Using the article on Anthony Forest Products below, explain in one to three sentences why the company remained profitable into August 2008.

— PROVIDED PASSAGE —
==*==
The El Dorado family-owned company has not shut down a single plant. It has shrunk its payroll through attrition, not layoffs.

All of that is made all the more remarkable considering the forest products industry has been in a depression for almost four years – long before the December 2007 start of the general recession.

Anthony, president and CEO of the company, which sells mostly to wholesalers, said he got his first clue about the coming hard times in the spring of 2006 when he learned that housing sales had dropped 30 percent in one month – from April to May – in markets that had been leading the boom.

"We began making adjustments earlier than most did," Anthony said. He said the company had curtailed production and cut shifts to adjust production to market demand and adjust costs to income.

As a result, all through the long recession, the company remained profitable into August 2008, Anthony said, and has since seen ups and down but is looking to finish its fiscal year in the black. Sales year over year, he said, are down 18 percent.

Anthony recently told company stockholders that he is "seeing shadows" – not a bright light – ahead. "Lumber is simply bumping along the bottom right now. Housing is still woefully impaired," he said.

In the timber business, when a down cycle hits, Anthony said, companies normally have a high-priced inventory and they have to eat the cost on the back end. When timber prices eventually fall, companies can make a profit on the front end. "But we haven’t had that uptick yet. The reality is that there is no bounce. Everything is worth less now than it used to be," Anthony said.

Random Lengths, the weekly report on the North American Forest Products Markets, said recently that the softwood lumber industry had permanently shed some 10.3 billion board feet of production capacity over the past three years. That’s based on the permanent closing of 122 sawmills since January 2007. Those figures don’t include those mills that have been temporarily or indefinitely shuttered or those operating at reduced capacity.

At its peak in 2005, 74.9 billion board feet were produced by the softwood lumber industry. This year, production is on track to finish the year at 38 billion to 39 billion board feet, according to Random Lengths.

Lumber demand this year has hit its lowest level in years, and any recovery in 2010 is expected to be slow at best. Industry analysts aren’t expecting any real recovery until 2011 or 2012.

At the peak, there were 627 permits for forest products operations in the state, according to the Arkansas Forestry Commission. As of Nov. 23, 240 of those had been permanently closed while another 59 are inactive, awaiting better times.

Ten years ago, the forest industry in Arkansas employed some 45,000 workers, said Matthew Pelkki, professor at the School of Forest Resources at the University of Arkansas at Monticello. By the end of 2008, the number had dropped to just more than 33,000, he said, and the jobs of probably another 5,000 workers are on hold as their plants are temporarily idled.

"If you survive, you win," Anthony said.

Last month, Anthony Forest Products joined a trend of the major companies in selling all of its timberland.

The company owned 91,360 acres (50,000 acres in Arkansas), which it sold for $173.15 million (about $1,895 an acre) to Molpus Woodlands Group of Jackson, Miss., a timberland investment management organization.

The deal includes a long-term timber supply agreement for Anthony Forest to keep its mills at Urbana (Union County); Atlanta, Texas; and Plain Dealing, La., operational. Anthony manufactures lumber and engineered wood products for the building industry, as well as wood chips for the paper industry.

The deal was very tax efficient for the company and the stockholders, Anthony said. While the sale of the timberland was primarily to provide liquidity for estate planning, he said, it also allowed the company to pay off all debt and gives it working capital for investment.
==*==
— AVAILABLE DATA —
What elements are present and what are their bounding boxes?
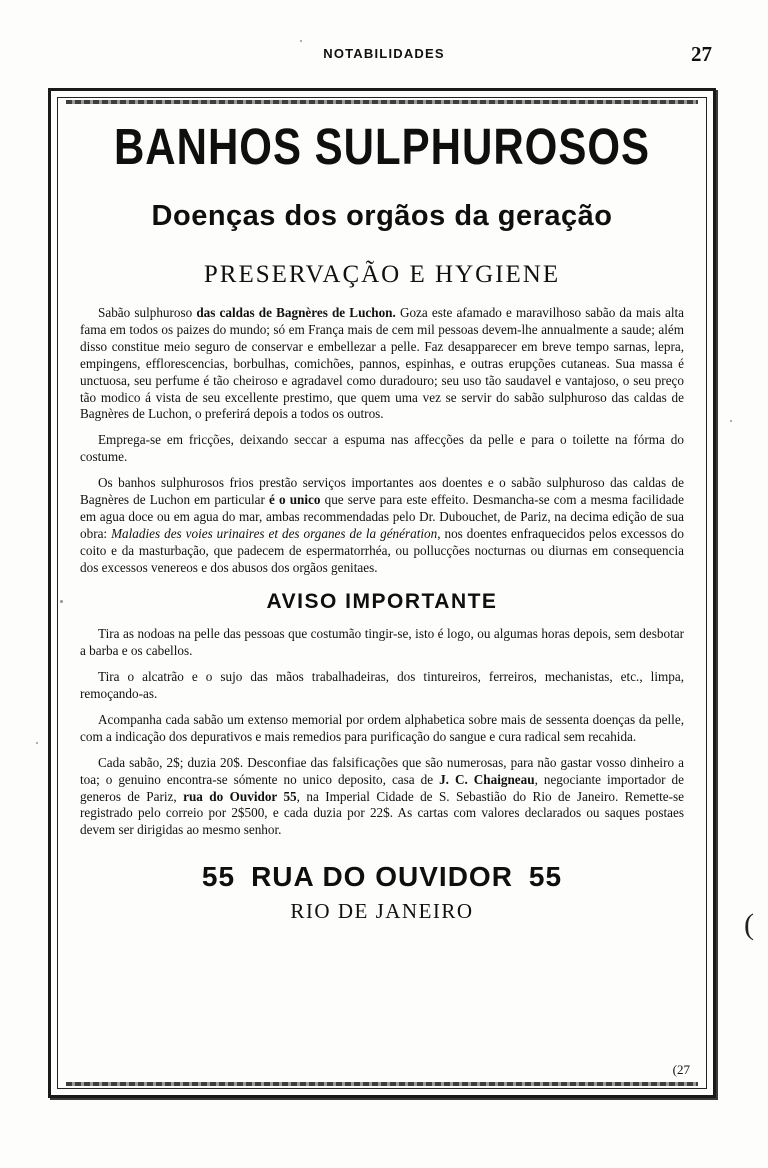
==*==
— RIGHT ANSWER —
The company began making adjustments earlier than most. Anthony had noticed in the spring of 2006 that housing sales had dropped 30 percent in one month in markets that had been leading the boom. It then curtailed production and cut shifts to match production to market demand and costs to income, and as a result it stayed profitable into August 2008.